» WORK TO COMPLETE: Filter this material down to the lines that contain the string "Biuret", and return those lines.

» AVAILABLE DATA:
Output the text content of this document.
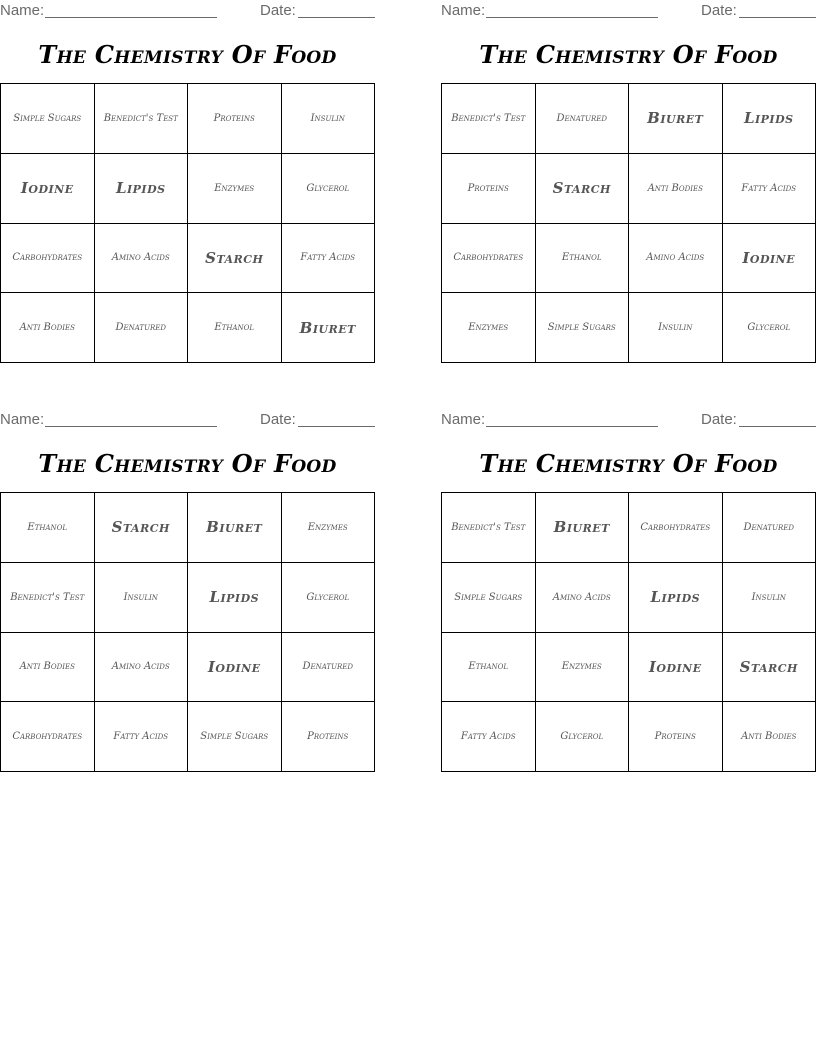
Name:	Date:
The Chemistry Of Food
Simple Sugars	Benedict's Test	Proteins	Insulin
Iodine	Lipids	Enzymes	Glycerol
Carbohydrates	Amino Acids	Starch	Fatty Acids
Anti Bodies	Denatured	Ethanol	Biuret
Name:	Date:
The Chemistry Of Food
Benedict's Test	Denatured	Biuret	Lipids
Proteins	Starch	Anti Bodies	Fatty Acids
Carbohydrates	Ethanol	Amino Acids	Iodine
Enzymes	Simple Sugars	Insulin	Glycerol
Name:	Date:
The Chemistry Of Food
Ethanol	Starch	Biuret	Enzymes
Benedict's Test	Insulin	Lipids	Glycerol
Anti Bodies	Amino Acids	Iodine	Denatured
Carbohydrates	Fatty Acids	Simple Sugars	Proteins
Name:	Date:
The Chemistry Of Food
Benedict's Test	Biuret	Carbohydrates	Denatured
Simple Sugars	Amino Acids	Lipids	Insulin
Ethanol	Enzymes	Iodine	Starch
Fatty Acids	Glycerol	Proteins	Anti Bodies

» WRITTEN REPLY:
Anti Bodies	Denatured	Ethanol	Biuret
Benedict's Test	Denatured	Biuret	Lipids
Ethanol	Starch	Biuret	Enzymes
Benedict's Test	Biuret	Carbohydrates	Denatured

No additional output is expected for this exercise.